Objective:
Collect every line that includes the string "Aneela".

Source material:

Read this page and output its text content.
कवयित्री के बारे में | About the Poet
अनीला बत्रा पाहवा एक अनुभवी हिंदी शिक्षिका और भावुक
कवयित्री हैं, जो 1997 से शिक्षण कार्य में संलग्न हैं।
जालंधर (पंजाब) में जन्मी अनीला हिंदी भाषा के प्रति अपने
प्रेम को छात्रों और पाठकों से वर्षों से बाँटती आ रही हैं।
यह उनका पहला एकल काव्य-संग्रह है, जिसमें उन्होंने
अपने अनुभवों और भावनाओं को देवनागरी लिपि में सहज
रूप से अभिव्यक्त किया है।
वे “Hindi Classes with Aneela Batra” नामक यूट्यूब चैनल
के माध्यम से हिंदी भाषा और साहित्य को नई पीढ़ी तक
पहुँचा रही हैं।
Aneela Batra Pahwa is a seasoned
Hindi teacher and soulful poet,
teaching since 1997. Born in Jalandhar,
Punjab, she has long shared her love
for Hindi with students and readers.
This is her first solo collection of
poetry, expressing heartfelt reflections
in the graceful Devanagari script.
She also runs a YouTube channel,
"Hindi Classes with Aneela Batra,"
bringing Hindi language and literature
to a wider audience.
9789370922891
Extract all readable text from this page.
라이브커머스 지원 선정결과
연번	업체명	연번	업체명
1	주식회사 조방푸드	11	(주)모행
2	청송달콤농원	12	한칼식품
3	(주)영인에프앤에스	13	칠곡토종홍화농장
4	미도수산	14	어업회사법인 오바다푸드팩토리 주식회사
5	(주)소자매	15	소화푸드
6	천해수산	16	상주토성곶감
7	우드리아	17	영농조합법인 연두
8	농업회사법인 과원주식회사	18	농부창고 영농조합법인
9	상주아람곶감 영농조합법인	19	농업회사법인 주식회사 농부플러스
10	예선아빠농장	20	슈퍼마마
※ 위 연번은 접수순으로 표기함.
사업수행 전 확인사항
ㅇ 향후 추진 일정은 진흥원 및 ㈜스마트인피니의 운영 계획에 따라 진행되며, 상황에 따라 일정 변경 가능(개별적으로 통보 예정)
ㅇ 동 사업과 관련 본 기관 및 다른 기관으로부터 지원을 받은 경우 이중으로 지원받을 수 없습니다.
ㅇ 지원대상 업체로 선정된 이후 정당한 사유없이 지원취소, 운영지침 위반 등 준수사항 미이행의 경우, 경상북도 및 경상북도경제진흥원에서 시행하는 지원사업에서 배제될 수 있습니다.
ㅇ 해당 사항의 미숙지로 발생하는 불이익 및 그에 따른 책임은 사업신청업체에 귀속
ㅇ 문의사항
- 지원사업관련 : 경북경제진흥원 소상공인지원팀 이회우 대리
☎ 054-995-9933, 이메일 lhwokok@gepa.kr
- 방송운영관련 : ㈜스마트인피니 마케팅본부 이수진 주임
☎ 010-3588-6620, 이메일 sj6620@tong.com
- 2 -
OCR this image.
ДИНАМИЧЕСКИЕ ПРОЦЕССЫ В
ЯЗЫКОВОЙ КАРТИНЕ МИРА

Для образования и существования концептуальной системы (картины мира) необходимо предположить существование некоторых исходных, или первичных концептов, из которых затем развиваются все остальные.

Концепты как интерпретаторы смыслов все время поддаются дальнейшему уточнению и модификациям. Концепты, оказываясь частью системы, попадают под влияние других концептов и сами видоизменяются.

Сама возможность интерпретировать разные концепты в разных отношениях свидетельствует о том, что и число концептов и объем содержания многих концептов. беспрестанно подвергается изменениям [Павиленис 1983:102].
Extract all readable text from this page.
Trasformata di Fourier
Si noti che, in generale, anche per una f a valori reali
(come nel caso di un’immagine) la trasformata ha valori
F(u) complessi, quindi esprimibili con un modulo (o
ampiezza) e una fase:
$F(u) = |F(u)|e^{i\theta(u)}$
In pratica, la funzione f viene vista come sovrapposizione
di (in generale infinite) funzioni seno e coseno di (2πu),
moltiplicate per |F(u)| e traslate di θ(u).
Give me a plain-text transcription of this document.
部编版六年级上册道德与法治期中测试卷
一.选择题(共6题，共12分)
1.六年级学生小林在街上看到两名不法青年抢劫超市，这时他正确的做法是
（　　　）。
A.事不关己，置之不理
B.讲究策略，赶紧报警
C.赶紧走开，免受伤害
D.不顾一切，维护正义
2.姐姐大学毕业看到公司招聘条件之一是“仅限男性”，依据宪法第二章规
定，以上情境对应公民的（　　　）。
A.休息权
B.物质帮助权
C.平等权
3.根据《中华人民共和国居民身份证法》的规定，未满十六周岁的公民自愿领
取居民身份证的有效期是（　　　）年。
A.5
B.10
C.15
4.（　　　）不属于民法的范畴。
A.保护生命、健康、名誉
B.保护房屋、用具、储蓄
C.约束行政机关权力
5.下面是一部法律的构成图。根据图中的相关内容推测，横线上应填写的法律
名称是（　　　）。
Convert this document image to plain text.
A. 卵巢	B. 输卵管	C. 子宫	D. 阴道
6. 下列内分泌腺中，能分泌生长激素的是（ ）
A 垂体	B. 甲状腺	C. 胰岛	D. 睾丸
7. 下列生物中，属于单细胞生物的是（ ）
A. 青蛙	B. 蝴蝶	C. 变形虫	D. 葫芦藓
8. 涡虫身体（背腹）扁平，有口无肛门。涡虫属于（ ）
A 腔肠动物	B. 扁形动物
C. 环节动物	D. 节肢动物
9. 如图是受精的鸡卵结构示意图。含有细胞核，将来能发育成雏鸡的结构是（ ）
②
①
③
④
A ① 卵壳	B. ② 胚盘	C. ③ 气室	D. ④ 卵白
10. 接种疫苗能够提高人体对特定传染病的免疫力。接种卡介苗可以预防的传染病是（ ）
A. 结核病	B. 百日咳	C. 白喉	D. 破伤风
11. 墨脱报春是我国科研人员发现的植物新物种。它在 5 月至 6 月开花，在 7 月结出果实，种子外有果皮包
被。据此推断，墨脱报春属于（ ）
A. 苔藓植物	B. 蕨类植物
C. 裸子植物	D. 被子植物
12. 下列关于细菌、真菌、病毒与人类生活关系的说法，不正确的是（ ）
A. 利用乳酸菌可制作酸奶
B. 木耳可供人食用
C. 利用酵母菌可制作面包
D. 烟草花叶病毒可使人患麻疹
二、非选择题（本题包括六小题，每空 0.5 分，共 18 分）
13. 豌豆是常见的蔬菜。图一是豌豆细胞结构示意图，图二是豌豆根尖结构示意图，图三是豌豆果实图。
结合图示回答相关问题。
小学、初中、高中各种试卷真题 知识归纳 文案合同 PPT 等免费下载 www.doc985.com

Result for this task:
वे “Hindi Classes with Aneela Batra” नामक यूट्यूब चैनल
Aneela Batra Pahwa is a seasoned
"Hindi Classes with Aneela Batra,"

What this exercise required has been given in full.